:: Stated problem ::
Using the records that follow, copy every line containing the word "thông".

Data excerpts:
Start

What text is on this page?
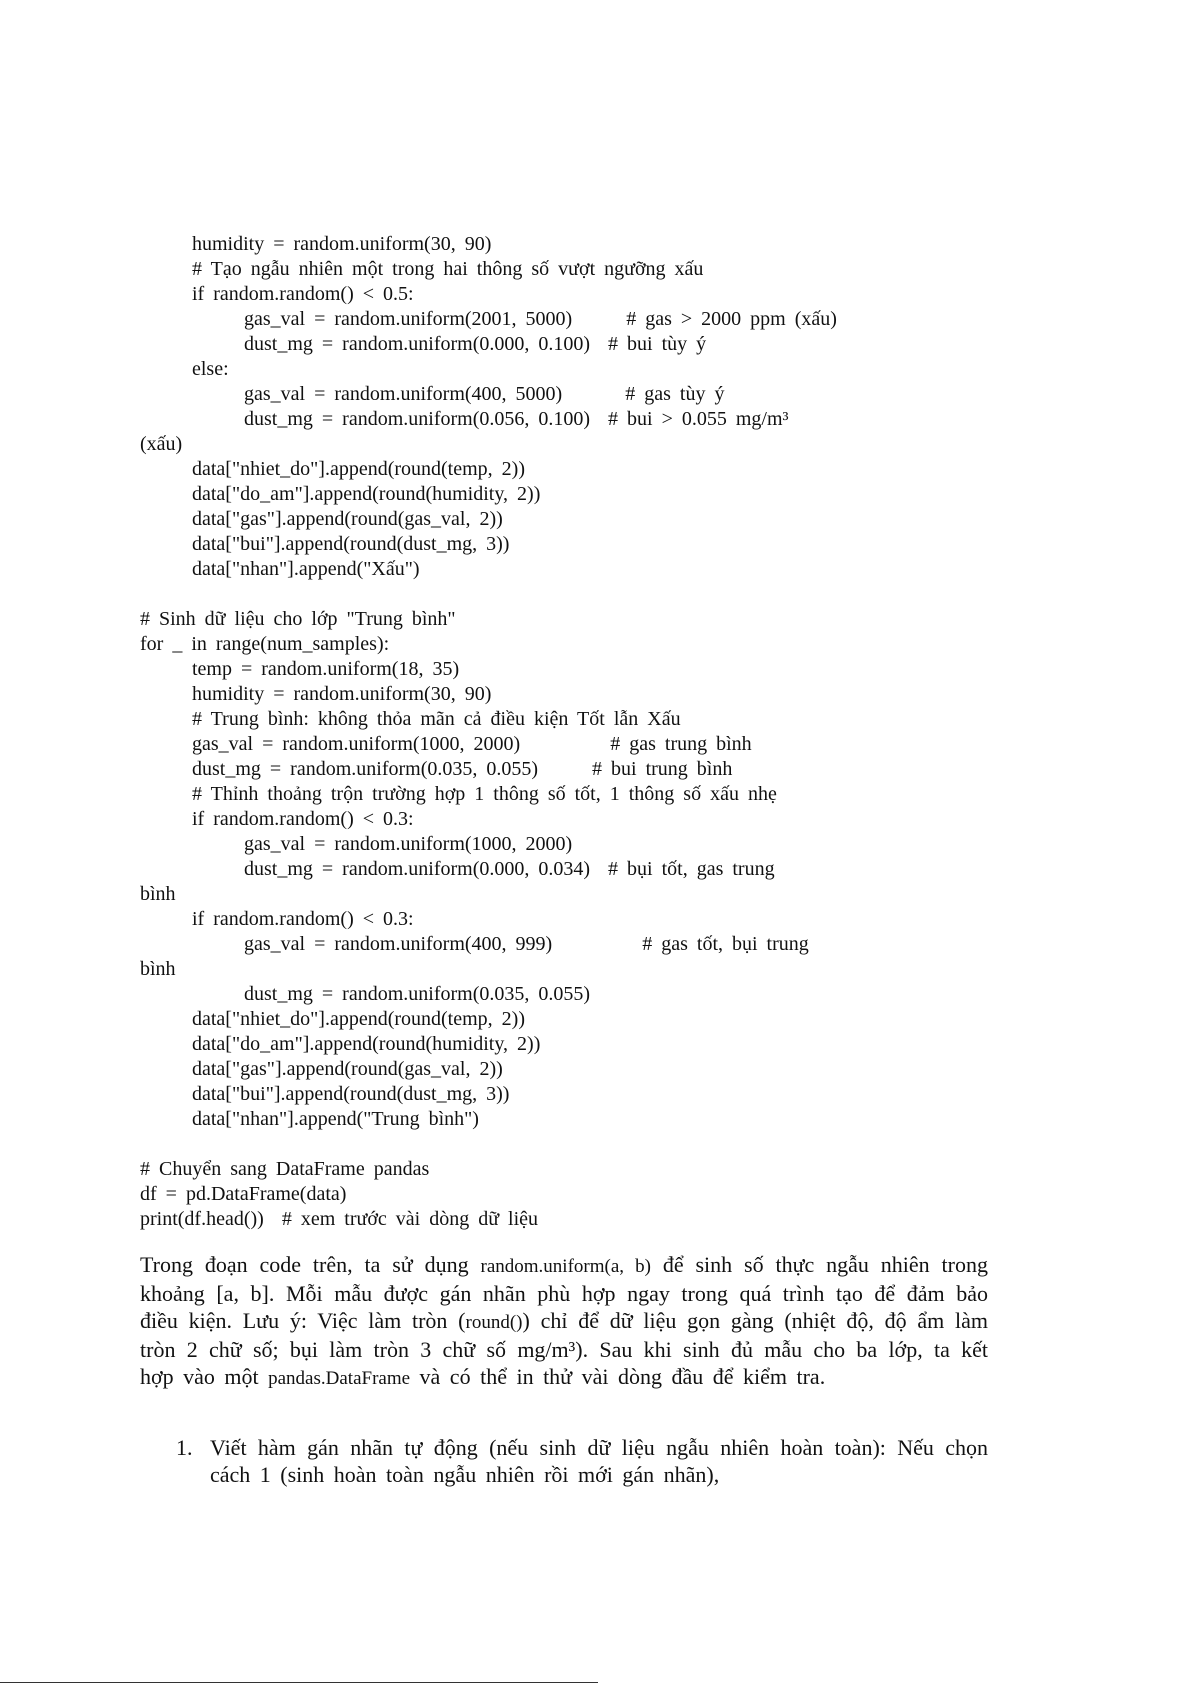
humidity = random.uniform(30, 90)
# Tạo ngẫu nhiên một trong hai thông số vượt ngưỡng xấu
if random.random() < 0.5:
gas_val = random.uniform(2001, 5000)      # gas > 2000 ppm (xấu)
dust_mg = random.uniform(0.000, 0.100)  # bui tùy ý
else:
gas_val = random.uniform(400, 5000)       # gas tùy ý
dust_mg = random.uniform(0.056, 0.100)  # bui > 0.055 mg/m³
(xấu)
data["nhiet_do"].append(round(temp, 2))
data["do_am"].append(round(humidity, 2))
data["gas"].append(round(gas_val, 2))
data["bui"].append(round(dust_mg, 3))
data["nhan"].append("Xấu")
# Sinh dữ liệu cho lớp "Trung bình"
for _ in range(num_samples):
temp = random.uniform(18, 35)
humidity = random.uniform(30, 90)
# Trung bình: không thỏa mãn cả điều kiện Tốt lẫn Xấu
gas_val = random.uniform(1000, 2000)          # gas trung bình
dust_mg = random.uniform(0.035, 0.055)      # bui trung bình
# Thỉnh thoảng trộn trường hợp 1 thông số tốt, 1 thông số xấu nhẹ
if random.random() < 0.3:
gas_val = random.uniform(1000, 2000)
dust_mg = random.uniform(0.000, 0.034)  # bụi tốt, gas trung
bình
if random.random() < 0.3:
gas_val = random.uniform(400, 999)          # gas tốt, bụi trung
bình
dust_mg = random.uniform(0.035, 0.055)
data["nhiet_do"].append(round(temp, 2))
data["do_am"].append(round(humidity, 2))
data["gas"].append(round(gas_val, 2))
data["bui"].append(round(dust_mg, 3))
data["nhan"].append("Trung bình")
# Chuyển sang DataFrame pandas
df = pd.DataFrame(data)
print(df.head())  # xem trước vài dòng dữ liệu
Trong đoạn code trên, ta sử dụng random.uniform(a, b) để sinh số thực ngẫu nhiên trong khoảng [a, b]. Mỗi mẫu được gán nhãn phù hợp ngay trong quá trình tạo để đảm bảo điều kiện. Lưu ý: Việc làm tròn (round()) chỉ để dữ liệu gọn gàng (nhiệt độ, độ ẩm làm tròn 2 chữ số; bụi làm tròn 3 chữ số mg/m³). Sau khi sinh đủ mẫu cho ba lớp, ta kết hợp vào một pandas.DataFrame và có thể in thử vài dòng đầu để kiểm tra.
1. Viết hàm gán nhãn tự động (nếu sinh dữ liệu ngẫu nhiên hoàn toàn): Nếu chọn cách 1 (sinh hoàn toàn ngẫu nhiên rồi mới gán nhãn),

End
Start

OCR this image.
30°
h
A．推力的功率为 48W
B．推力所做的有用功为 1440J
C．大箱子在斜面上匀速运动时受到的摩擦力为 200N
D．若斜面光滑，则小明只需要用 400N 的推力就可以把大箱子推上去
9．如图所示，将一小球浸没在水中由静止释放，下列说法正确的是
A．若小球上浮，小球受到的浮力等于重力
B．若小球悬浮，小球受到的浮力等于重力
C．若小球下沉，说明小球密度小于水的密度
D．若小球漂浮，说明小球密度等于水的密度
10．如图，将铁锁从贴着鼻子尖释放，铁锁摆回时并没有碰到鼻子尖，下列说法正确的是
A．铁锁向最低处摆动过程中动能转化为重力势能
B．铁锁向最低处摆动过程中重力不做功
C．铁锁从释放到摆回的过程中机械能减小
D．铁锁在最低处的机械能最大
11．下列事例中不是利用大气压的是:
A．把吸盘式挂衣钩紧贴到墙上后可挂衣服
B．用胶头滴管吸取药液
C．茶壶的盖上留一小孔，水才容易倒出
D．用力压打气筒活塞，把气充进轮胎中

End
Start

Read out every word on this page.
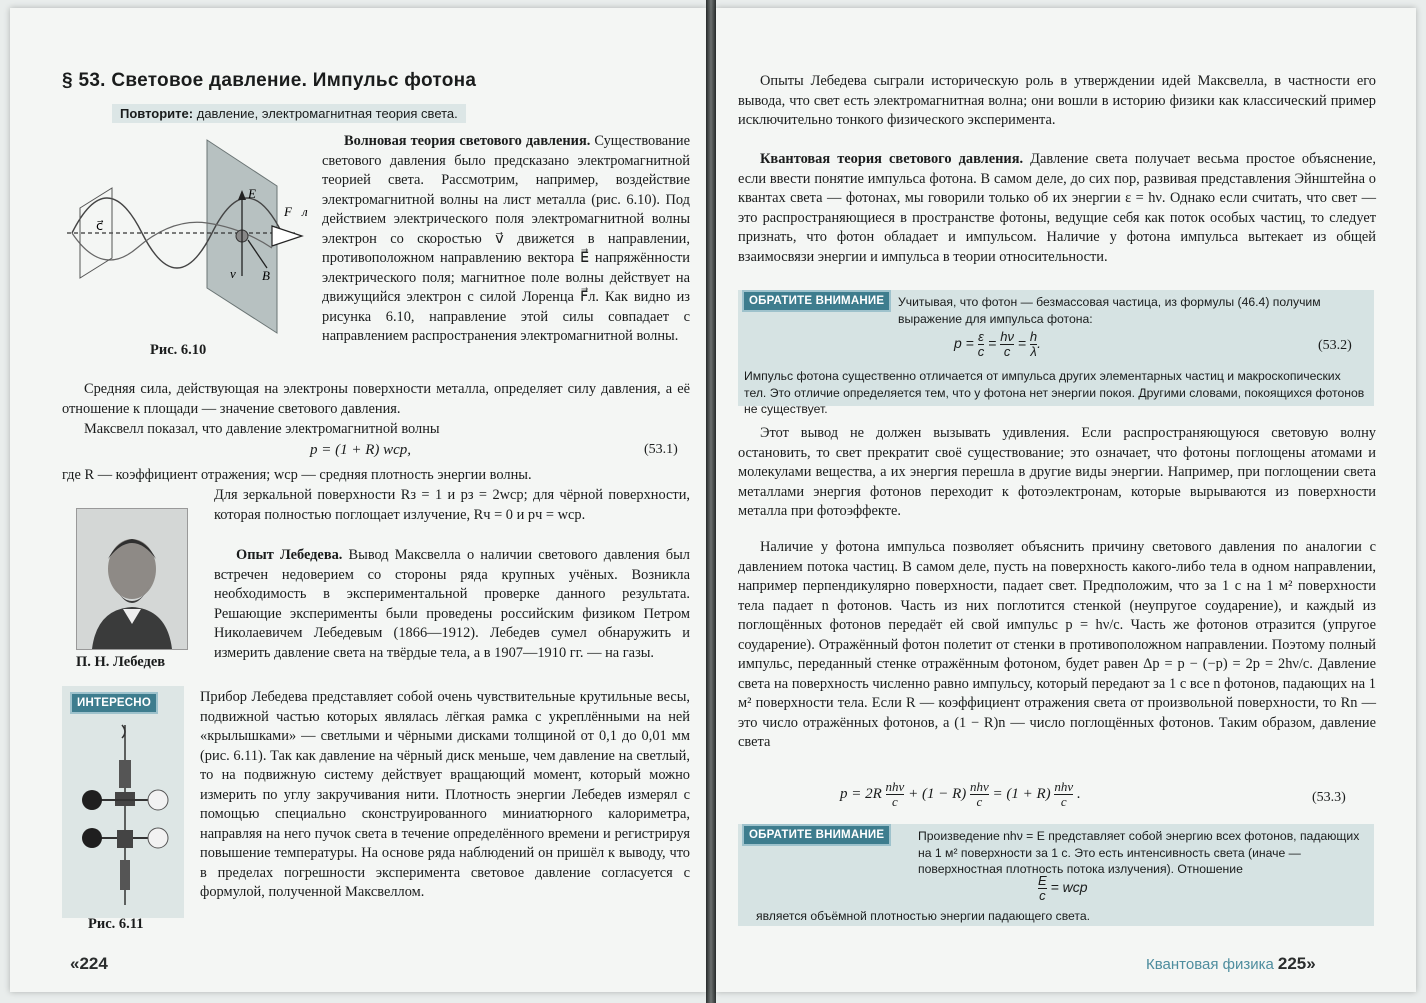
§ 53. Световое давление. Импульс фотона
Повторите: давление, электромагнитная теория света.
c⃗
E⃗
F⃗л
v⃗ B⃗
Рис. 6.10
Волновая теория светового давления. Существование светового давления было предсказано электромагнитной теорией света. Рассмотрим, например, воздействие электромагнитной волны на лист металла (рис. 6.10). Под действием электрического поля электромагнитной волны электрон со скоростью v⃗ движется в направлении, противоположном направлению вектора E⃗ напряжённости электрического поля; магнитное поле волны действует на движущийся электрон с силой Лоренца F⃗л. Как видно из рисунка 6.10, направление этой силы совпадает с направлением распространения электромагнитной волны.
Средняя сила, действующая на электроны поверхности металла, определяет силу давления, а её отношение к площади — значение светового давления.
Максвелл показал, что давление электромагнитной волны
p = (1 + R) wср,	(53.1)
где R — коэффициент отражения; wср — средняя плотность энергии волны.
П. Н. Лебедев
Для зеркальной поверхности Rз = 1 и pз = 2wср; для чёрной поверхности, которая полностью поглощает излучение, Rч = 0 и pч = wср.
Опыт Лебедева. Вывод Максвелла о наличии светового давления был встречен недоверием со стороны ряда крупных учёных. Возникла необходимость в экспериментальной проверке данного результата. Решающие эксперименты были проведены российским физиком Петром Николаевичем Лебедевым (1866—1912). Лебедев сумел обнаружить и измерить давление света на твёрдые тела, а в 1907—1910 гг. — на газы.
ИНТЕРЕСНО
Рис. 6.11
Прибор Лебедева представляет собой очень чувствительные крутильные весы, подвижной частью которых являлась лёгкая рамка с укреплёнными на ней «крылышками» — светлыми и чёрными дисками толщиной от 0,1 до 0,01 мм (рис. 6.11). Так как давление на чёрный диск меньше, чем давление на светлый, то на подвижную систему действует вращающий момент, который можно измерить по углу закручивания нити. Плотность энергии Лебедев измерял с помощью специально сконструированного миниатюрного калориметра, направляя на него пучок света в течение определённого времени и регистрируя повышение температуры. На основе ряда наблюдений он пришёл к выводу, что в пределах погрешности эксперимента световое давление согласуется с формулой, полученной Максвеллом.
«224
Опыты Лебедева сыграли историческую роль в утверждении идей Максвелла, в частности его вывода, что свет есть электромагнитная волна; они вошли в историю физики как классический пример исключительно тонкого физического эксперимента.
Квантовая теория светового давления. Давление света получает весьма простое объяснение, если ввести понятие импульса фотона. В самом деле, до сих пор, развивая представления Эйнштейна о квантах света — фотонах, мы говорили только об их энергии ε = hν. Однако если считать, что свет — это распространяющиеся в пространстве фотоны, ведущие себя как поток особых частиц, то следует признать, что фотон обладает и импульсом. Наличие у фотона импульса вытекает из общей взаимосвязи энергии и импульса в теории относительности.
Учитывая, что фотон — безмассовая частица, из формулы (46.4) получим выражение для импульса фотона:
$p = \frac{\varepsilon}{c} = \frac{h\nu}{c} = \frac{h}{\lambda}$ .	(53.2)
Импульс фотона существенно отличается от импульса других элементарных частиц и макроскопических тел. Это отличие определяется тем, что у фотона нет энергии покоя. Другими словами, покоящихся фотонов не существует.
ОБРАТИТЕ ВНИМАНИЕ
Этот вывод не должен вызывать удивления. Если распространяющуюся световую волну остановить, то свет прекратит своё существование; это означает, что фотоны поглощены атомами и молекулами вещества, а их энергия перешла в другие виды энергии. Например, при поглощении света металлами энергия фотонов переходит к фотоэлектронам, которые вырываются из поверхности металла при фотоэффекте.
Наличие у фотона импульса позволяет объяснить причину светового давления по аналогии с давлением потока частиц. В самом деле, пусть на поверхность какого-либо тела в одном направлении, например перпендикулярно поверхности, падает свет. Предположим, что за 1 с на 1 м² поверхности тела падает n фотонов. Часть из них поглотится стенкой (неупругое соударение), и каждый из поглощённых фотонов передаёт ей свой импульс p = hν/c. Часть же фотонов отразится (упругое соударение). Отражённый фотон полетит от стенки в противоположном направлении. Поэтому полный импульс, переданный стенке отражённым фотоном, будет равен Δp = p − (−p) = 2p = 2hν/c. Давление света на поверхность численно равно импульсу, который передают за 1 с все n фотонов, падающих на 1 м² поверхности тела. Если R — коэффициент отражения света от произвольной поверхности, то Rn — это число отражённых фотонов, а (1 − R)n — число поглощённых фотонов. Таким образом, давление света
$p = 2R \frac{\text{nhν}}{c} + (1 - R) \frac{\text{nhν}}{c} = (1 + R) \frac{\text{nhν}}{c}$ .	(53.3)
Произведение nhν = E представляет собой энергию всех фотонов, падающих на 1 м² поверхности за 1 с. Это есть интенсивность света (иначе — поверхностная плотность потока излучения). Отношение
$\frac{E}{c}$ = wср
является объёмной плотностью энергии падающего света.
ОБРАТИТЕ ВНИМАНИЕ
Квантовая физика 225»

End

:: Completed task ::
# Tạo ngẫu nhiên một trong hai thông số vượt ngưỡng xấu
# Thỉnh thoảng trộn trường hợp 1 thông số tốt, 1 thông số xấu nhẹ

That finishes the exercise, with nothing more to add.